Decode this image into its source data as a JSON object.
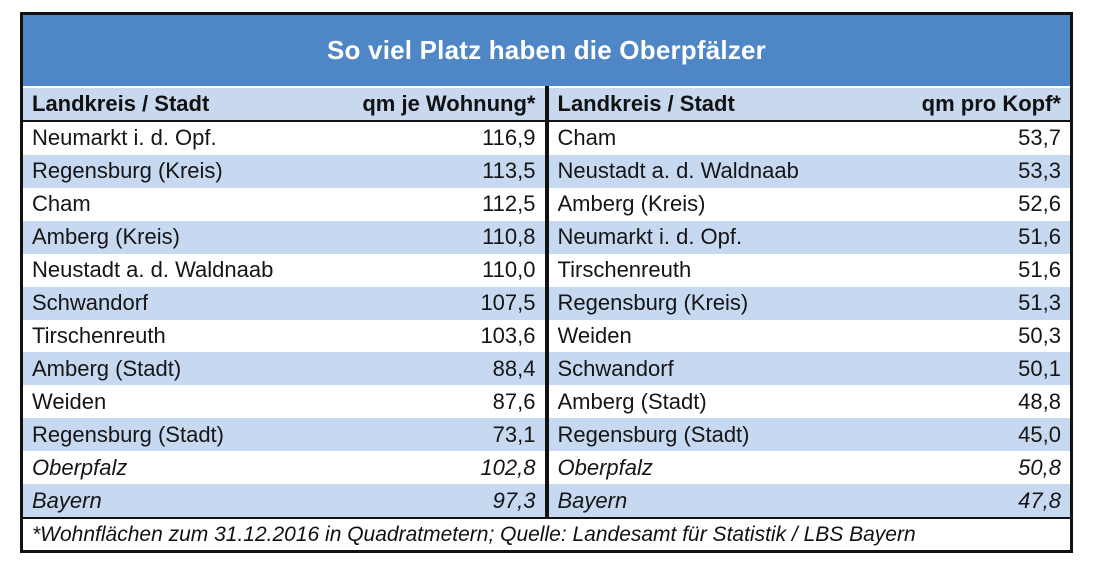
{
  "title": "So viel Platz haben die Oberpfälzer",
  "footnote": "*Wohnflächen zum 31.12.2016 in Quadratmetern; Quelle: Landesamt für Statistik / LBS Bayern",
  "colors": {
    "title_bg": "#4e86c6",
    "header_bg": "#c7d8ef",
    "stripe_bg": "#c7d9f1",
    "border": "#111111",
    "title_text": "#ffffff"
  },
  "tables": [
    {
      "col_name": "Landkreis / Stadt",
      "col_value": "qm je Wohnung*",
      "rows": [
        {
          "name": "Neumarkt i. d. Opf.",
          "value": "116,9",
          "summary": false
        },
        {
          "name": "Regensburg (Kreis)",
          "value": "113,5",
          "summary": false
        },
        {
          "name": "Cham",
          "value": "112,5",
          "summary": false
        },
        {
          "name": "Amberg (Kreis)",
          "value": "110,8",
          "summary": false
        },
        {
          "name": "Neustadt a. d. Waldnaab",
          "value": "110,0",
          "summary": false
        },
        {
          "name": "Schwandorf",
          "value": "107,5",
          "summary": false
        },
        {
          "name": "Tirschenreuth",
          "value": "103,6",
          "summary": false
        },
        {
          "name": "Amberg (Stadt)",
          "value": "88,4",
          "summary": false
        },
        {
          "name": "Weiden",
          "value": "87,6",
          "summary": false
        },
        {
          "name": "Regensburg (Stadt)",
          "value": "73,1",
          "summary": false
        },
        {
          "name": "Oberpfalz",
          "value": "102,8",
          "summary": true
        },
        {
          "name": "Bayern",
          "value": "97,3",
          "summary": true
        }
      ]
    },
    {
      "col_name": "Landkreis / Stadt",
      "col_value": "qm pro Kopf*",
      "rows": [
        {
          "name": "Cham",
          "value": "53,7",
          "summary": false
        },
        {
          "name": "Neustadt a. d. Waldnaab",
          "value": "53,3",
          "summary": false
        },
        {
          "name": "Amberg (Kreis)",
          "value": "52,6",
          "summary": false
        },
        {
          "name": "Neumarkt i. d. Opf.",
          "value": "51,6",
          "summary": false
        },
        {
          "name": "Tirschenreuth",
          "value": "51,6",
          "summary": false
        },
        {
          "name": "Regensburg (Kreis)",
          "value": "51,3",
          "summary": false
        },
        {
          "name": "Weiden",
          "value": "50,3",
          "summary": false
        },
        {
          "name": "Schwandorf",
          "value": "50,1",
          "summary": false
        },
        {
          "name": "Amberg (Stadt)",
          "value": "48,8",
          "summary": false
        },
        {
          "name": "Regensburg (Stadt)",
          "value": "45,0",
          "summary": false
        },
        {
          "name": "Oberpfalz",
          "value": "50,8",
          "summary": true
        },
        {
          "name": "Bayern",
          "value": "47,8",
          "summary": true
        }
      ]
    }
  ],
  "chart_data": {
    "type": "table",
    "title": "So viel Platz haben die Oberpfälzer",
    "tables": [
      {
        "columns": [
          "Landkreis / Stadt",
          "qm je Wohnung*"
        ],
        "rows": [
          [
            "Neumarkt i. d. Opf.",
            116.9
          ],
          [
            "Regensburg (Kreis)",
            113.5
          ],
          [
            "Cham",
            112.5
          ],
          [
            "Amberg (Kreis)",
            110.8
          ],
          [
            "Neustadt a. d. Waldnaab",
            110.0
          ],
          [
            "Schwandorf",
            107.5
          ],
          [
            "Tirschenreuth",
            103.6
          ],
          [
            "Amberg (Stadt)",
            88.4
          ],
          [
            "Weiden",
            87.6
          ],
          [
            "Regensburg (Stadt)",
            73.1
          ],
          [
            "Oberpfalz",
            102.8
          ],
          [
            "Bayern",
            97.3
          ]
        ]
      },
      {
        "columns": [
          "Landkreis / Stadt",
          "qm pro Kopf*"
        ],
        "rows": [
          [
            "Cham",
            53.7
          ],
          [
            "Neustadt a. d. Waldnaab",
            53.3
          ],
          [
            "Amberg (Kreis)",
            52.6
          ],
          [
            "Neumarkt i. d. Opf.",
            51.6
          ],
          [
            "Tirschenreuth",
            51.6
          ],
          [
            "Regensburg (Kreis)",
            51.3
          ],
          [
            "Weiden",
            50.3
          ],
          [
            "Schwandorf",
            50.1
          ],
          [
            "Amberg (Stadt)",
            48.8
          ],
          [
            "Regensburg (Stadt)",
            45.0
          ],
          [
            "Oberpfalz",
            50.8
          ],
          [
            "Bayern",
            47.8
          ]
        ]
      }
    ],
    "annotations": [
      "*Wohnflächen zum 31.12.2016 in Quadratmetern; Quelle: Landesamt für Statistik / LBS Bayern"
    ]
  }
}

_ _ _ _ _ _ _

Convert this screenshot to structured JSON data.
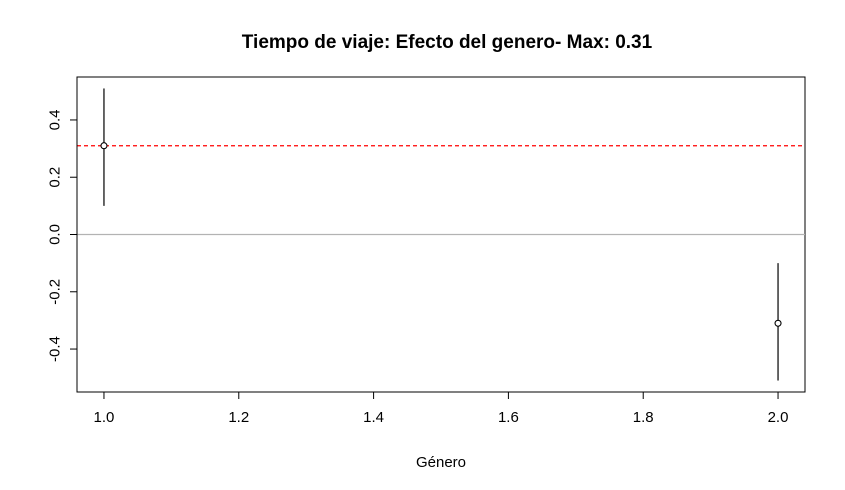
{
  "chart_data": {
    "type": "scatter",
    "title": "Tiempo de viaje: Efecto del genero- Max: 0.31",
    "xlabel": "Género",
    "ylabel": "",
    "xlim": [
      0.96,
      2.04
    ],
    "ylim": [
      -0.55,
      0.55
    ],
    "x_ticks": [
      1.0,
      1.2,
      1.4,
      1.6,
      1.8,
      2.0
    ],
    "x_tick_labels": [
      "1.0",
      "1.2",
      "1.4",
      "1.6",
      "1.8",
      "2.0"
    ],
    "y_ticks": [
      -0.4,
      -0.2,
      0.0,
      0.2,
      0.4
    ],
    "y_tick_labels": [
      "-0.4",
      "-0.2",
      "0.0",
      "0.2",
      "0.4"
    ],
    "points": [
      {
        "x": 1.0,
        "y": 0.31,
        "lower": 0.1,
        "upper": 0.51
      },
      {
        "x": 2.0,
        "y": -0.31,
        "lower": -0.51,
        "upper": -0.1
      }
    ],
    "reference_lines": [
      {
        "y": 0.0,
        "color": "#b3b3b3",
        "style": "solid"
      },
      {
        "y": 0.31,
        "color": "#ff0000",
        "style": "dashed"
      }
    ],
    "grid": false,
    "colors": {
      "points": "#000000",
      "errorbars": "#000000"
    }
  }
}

_ _ _ _ _ _ _

Lines that include the word "Statistik" are to be extracted from the data above.

Full output:
  "footnote": "*Wohnflächen zum 31.12.2016 in Quadratmetern; Quelle: Landesamt für Statistik / LBS Bayern",
      "*Wohnflächen zum 31.12.2016 in Quadratmetern; Quelle: Landesamt für Statistik / LBS Bayern"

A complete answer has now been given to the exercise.